**INFORMATION GIVEN**
------------

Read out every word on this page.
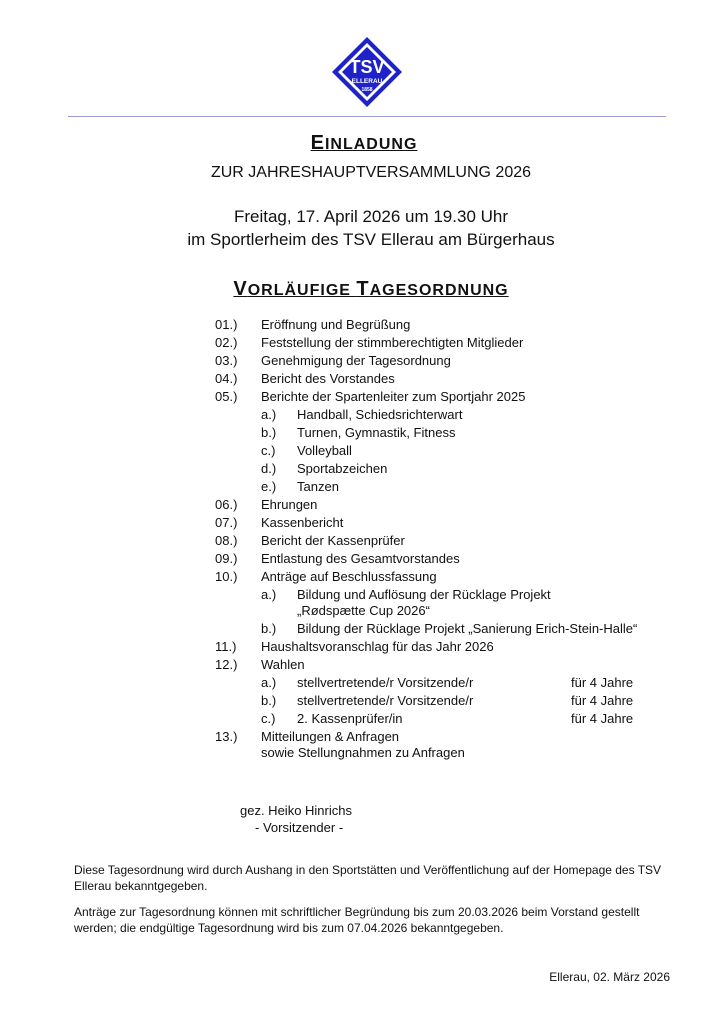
TSV
ELLERAU
1858
EINLADUNG
ZUR JAHRESHAUPTVERSAMMLUNG 2026
Freitag, 17. April 2026 um 19.30 Uhr
im Sportlerheim des TSV Ellerau am Bürgerhaus
VORLÄUFIGE TAGESORDNUNG
01.) Eröffnung und Begrüßung
02.) Feststellung der stimmberechtigten Mitglieder
03.) Genehmigung der Tagesordnung
04.) Bericht des Vorstandes
05.) Berichte der Spartenleiter zum Sportjahr 2025
a.) Handball, Schiedsrichterwart
b.) Turnen, Gymnastik, Fitness
c.) Volleyball
d.) Sportabzeichen
e.) Tanzen
06.) Ehrungen
07.) Kassenbericht
08.) Bericht der Kassenprüfer
09.) Entlastung des Gesamtvorstandes
10.) Anträge auf Beschlussfassung
a.) Bildung und Auflösung der Rücklage Projekt
„Rødspætte Cup 2026“
b.) Bildung der Rücklage Projekt „Sanierung Erich-Stein-Halle“
11.) Haushaltsvoranschlag für das Jahr 2026
12.) Wahlen
a.) stellvertretende/r Vorsitzende/r	für 4 Jahre
b.) stellvertretende/r Vorsitzende/r	für 4 Jahre
c.) 2. Kassenprüfer/in	für 4 Jahre
13.) Mitteilungen & Anfragen
sowie Stellungnahmen zu Anfragen
gez. Heiko Hinrichs
- Vorsitzender -
Diese Tagesordnung wird durch Aushang in den Sportstätten und Veröffentlichung auf der Homepage des TSV Ellerau bekanntgegeben.
Anträge zur Tagesordnung können mit schriftlicher Begründung bis zum 20.03.2026 beim Vorstand gestellt werden; die endgültige Tagesordnung wird bis zum 07.04.2026 bekanntgegeben.
Ellerau, 02. März 2026
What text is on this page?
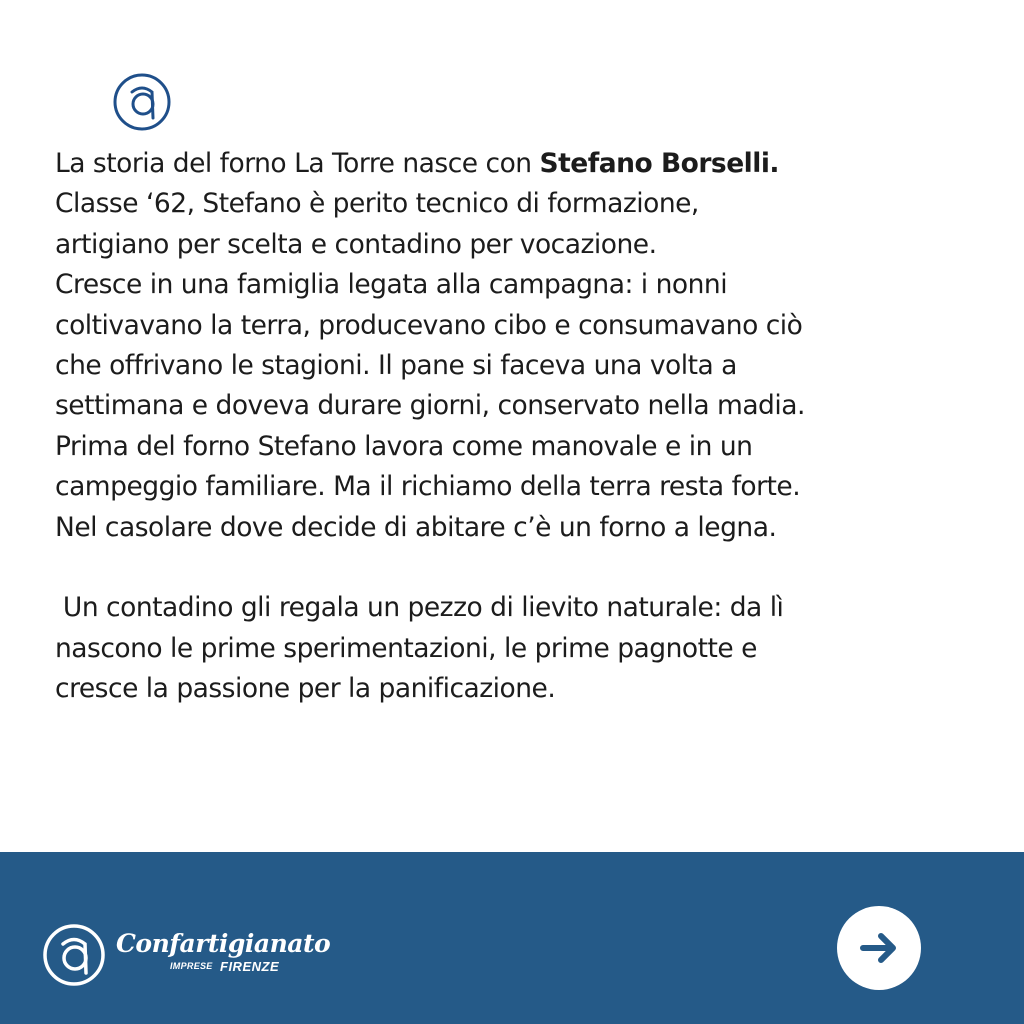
La storia del forno La Torre nasce con Stefano Borselli.

Classe ‘62, Stefano è perito tecnico di formazione,

artigiano per scelta e contadino per vocazione.

Cresce in una famiglia legata alla campagna: i nonni

coltivavano la terra, producevano cibo e consumavano ciò

che offrivano le stagioni. Il pane si faceva una volta a

settimana e doveva durare giorni, conservato nella madia.

Prima del forno Stefano lavora come manovale e in un

campeggio familiare. Ma il richiamo della terra resta forte.

Nel casolare dove decide di abitare c’è un forno a legna.

Un contadino gli regala un pezzo di lievito naturale: da lì

nascono le prime sperimentazioni, le prime pagnotte e

cresce la passione per la panificazione.

Confartigianato
IMPRESE FIRENZE
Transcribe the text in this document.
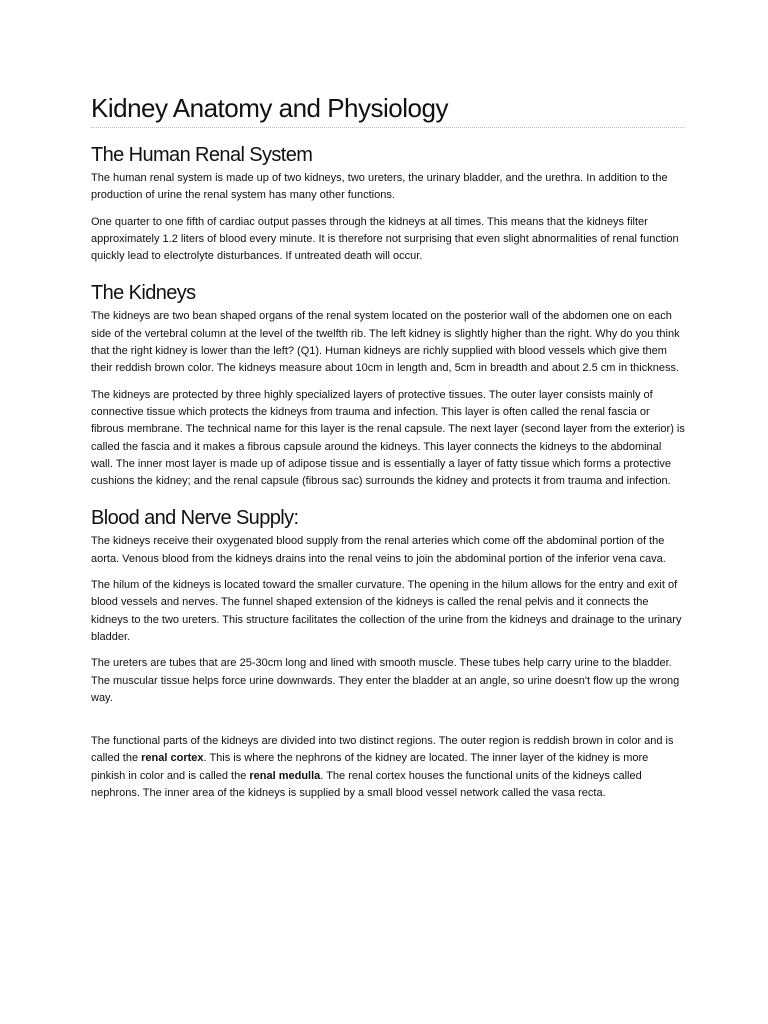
Kidney Anatomy and Physiology
The Human Renal System

The human renal system is made up of two kidneys, two ureters, the urinary bladder, and the urethra. In addition to the production of urine the renal system has many other functions.

One quarter to one fifth of cardiac output passes through the kidneys at all times. This means that the kidneys filter approximately 1.2 liters of blood every minute. It is therefore not surprising that even slight abnormalities of renal function quickly lead to electrolyte disturbances. If untreated death will occur.

The Kidneys

The kidneys are two bean shaped organs of the renal system located on the posterior wall of the abdomen one on each side of the vertebral column at the level of the twelfth rib. The left kidney is slightly higher than the right. Why do you think that the right kidney is lower than the left? (Q1). Human kidneys are richly supplied with blood vessels which give them their reddish brown color. The kidneys measure about 10cm in length and, 5cm in breadth and about 2.5 cm in thickness.

The kidneys are protected by three highly specialized layers of protective tissues. The outer layer consists mainly of connective tissue which protects the kidneys from trauma and infection. This layer is often called the renal fascia or fibrous membrane. The technical name for this layer is the renal capsule. The next layer (second layer from the exterior) is called the fascia and it makes a fibrous capsule around the kidneys. This layer connects the kidneys to the abdominal wall. The inner most layer is made up of adipose tissue and is essentially a layer of fatty tissue which forms a protective cushions the kidney; and the renal capsule (fibrous sac) surrounds the kidney and protects it from trauma and infection.

Blood and Nerve Supply:

The kidneys receive their oxygenated blood supply from the renal arteries which come off the abdominal portion of the aorta. Venous blood from the kidneys drains into the renal veins to join the abdominal portion of the inferior vena cava.

The hilum of the kidneys is located toward the smaller curvature. The opening in the hilum allows for the entry and exit of blood vessels and nerves. The funnel shaped extension of the kidneys is called the renal pelvis and it connects the kidneys to the two ureters. This structure facilitates the collection of the urine from the kidneys and drainage to the urinary bladder.

The ureters are tubes that are 25-30cm long and lined with smooth muscle. These tubes help carry urine to the bladder. The muscular tissue helps force urine downwards. They enter the bladder at an angle, so urine doesn't flow up the wrong way.

The functional parts of the kidneys are divided into two distinct regions. The outer region is reddish brown in color and is called the renal cortex. This is where the nephrons of the kidney are located. The inner layer of the kidney is more pinkish in color and is called the renal medulla. The renal cortex houses the functional units of the kidneys called nephrons. The inner area of the kidneys is supplied by a small blood vessel network called the vasa recta.
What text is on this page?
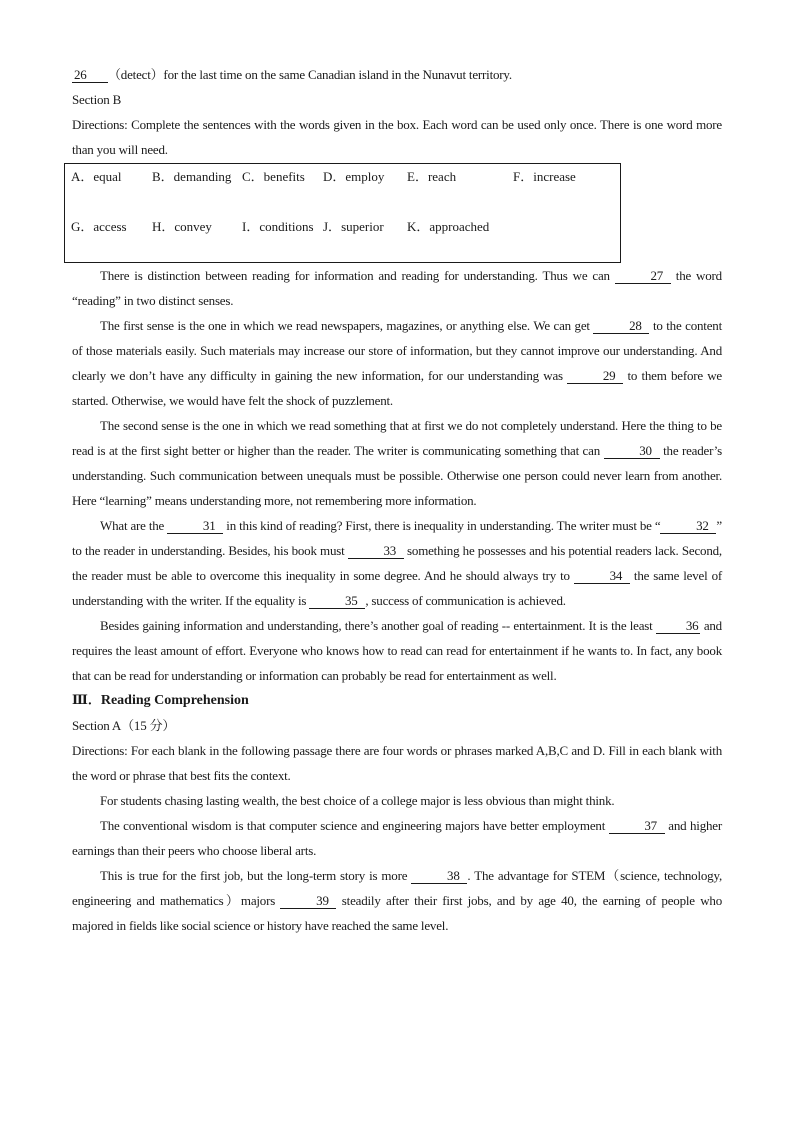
26 （detect）for the last time on the same Canadian island in the Nunavut territory.
Section B
Directions: Complete the sentences with the words given in the box. Each word can be used only once. There is one word more than you will need.
A．equal B．demanding C．benefits D．employ E．reach	F．increase
G．access H．convey I．conditions J．superior K．approached
There is distinction between reading for information and reading for understanding. Thus we can	27 the word “reading” in two distinct senses.
The first sense is the one in which we read newspapers, magazines, or anything else. We can get	28 to the content of those materials easily. Such materials may increase our store of information, but they cannot improve our understanding. And clearly we don’t have any difficulty in gaining the new information, for our understanding was	29 to them before we started. Otherwise, we would have felt the shock of puzzlement.
The second sense is the one in which we read something that at first we do not completely understand. Here the thing to be read is at the first sight better or higher than the reader. The writer is communicating something that can	30 the reader’s understanding. Such communication between unequals must be possible. Otherwise one person could never learn from another. Here “learning” means understanding more, not remembering more information.
What are the	31 in this kind of reading? First, there is inequality in understanding. The writer must be “	32 ” to the reader in understanding. Besides, his book must	33 something he possesses and his potential readers lack. Second, the reader must be able to overcome this inequality in some degree. And he should always try to	34 the same level of understanding with the writer. If the equality is	35 , success of communication is achieved.
Besides gaining information and understanding, there’s another goal of reading -- entertainment. It is the least 36 and requires the least amount of effort. Everyone who knows how to read can read for entertainment if he wants to. In fact, any book that can be read for understanding or information can probably be read for entertainment as well.
Ⅲ．Reading Comprehension
Section A（15 分）
Directions: For each blank in the following passage there are four words or phrases marked A,B,C and D. Fill in each blank with the word or phrase that best fits the context.
For students chasing lasting wealth, the best choice of a college major is less obvious than might think.
The conventional wisdom is that computer science and engineering majors have better employment	37 and higher earnings than their peers who choose liberal arts.
This is true for the first job, but the long-term story is more	38 . The advantage for STEM（science, technology, engineering and mathematics）majors	39 steadily after their first jobs, and by age 40, the earning of people who majored in fields like social science or history have reached the same level.
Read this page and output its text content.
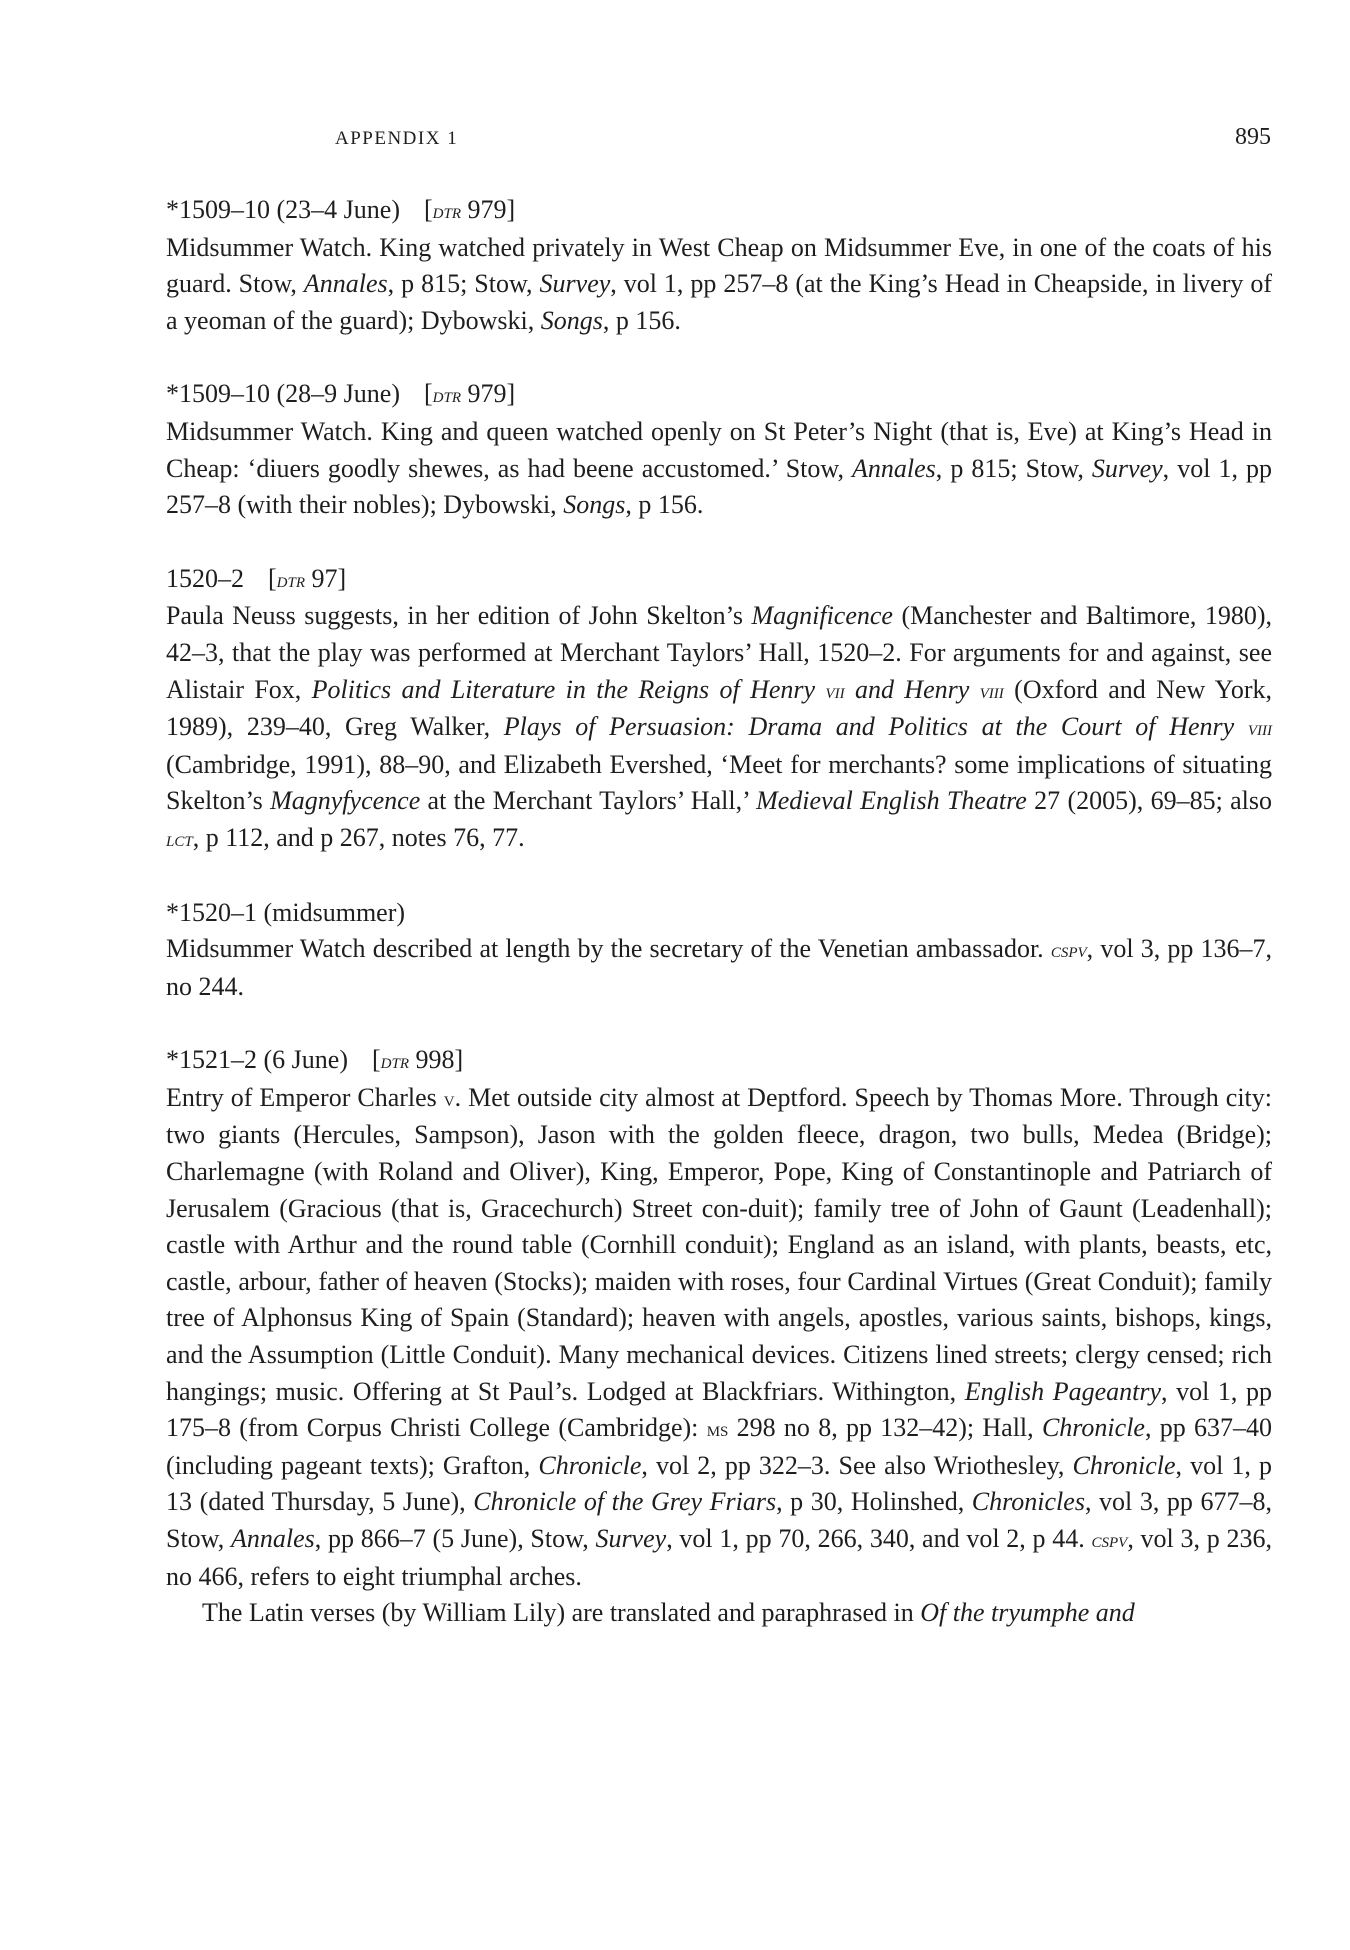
APPENDIX 1	895
*1509–10 (23–4 June) [dtr 979]

Midsummer Watch. King watched privately in West Cheap on Midsummer Eve, in one of the coats of his guard. Stow, Annales, p 815; Stow, Survey, vol 1, pp 257–8 (at the King’s Head in Cheapside, in livery of a yeoman of the guard); Dybowski, Songs, p 156.

*1509–10 (28–9 June) [dtr 979]

Midsummer Watch. King and queen watched openly on St Peter’s Night (that is, Eve) at King’s Head in Cheap: ‘diuers goodly shewes, as had beene accustomed.’ Stow, Annales, p 815; Stow, Survey, vol 1, pp 257–8 (with their nobles); Dybowski, Songs, p 156.

1520–2 [dtr 97]

Paula Neuss suggests, in her edition of John Skelton’s Magnificence (Manchester and Baltimore, 1980), 42–3, that the play was performed at Merchant Taylors’ Hall, 1520–2. For arguments for and against, see Alistair Fox, Politics and Literature in the Reigns of Henry vii and Henry viii (Oxford and New York, 1989), 239–40, Greg Walker, Plays of Persuasion: Drama and Politics at the Court of Henry viii (Cambridge, 1991), 88–90, and Elizabeth Evershed, ‘Meet for merchants? some implications of situating Skelton’s Magnyfycence at the Merchant Taylors’ Hall,’ Medieval English Theatre 27 (2005), 69–85; also lct, p 112, and p 267, notes 76, 77.

*1520–1 (midsummer)

Midsummer Watch described at length by the secretary of the Venetian ambassador. cspv, vol 3, pp 136–7, no 244.

*1521–2 (6 June) [dtr 998]

Entry of Emperor Charles v. Met outside city almost at Deptford. Speech by Thomas More. Through city: two giants (Hercules, Sampson), Jason with the golden fleece, dragon, two bulls, Medea (Bridge); Charlemagne (with Roland and Oliver), King, Emperor, Pope, King of Constantinople and Patriarch of Jerusalem (Gracious (that is, Gracechurch) Street con-duit); family tree of John of Gaunt (Leadenhall); castle with Arthur and the round table (Cornhill conduit); England as an island, with plants, beasts, etc, castle, arbour, father of heaven (Stocks); maiden with roses, four Cardinal Virtues (Great Conduit); family tree of Alphonsus King of Spain (Standard); heaven with angels, apostles, various saints, bishops, kings, and the Assumption (Little Conduit). Many mechanical devices. Citizens lined streets; clergy censed; rich hangings; music. Offering at St Paul’s. Lodged at Blackfriars. Withington, English Pageantry, vol 1, pp 175–8 (from Corpus Christi College (Cambridge): ms 298 no 8, pp 132–42); Hall, Chronicle, pp 637–40 (including pageant texts); Grafton, Chronicle, vol 2, pp 322–3. See also Wriothesley, Chronicle, vol 1, p 13 (dated Thursday, 5 June), Chronicle of the Grey Friars, p 30, Holinshed, Chronicles, vol 3, pp 677–8, Stow, Annales, pp 866–7 (5 June), Stow, Survey, vol 1, pp 70, 266, 340, and vol 2, p 44. cspv, vol 3, p 236, no 466, refers to eight triumphal arches.

The Latin verses (by William Lily) are translated and paraphrased in Of the tryumphe and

------------

**PROBLEM TO SOLVE**
Show each line in the entries that holds the string "urinary".

**WRITTEN RESPONSE**
The human renal system is made up of two kidneys, two ureters, the urinary bladder, and the urethra. In addition to the production of urine the renal system has many other functions.
The hilum of the kidneys is located toward the smaller curvature. The opening in the hilum allows for the entry and exit of blood vessels and nerves. The funnel shaped extension of the kidneys is called the renal pelvis and it connects the kidneys to the two ureters. This structure facilitates the collection of the urine from the kidneys and drainage to the urinary bladder.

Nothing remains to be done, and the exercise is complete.